Short task:
Determine how many lines include the word "Requisición", then give that number and nothing more.

----- Provided entries -----

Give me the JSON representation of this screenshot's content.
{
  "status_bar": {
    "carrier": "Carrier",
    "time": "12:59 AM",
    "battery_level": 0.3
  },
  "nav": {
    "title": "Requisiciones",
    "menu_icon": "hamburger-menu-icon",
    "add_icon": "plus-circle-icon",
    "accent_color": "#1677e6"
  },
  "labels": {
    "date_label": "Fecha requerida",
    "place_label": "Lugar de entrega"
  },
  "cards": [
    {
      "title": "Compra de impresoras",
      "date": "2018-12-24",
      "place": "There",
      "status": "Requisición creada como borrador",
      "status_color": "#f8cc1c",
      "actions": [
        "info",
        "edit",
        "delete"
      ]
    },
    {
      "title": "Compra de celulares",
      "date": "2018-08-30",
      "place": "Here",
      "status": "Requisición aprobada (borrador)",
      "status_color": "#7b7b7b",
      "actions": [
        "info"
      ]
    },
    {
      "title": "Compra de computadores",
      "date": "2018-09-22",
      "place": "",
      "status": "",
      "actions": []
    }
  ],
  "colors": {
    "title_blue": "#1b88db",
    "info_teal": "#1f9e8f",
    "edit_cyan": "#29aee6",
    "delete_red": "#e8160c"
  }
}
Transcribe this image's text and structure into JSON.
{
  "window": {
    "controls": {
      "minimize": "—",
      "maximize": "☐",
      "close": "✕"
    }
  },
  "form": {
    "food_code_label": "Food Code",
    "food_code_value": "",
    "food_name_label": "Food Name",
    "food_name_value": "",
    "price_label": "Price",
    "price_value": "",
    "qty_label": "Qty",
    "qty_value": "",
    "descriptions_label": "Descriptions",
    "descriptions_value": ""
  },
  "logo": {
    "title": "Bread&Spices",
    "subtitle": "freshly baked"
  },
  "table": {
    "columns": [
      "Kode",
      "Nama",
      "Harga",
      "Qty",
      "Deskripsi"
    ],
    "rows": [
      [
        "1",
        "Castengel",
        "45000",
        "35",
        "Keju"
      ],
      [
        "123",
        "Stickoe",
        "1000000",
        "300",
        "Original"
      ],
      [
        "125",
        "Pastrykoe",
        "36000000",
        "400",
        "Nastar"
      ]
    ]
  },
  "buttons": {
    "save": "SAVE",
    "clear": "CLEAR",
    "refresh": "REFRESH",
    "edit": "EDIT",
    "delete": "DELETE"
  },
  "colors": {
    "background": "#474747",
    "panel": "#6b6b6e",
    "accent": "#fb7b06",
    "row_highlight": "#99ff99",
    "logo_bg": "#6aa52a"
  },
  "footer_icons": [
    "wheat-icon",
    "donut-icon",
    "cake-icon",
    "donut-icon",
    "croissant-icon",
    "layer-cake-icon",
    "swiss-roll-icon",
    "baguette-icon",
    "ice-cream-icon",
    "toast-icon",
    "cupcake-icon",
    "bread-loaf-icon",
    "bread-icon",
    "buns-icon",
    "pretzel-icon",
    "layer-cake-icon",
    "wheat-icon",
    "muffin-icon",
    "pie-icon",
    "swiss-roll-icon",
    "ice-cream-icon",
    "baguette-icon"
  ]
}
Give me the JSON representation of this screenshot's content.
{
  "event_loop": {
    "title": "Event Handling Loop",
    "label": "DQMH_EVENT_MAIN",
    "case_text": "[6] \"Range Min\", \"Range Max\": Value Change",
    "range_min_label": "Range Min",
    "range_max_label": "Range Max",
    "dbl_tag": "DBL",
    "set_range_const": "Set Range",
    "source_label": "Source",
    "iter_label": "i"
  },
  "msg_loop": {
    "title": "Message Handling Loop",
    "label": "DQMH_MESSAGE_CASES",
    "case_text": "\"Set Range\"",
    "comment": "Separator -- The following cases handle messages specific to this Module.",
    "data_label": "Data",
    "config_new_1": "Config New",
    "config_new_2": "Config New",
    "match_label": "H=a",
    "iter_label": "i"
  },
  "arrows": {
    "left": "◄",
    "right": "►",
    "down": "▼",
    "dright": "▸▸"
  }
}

-----

Result of the task:
2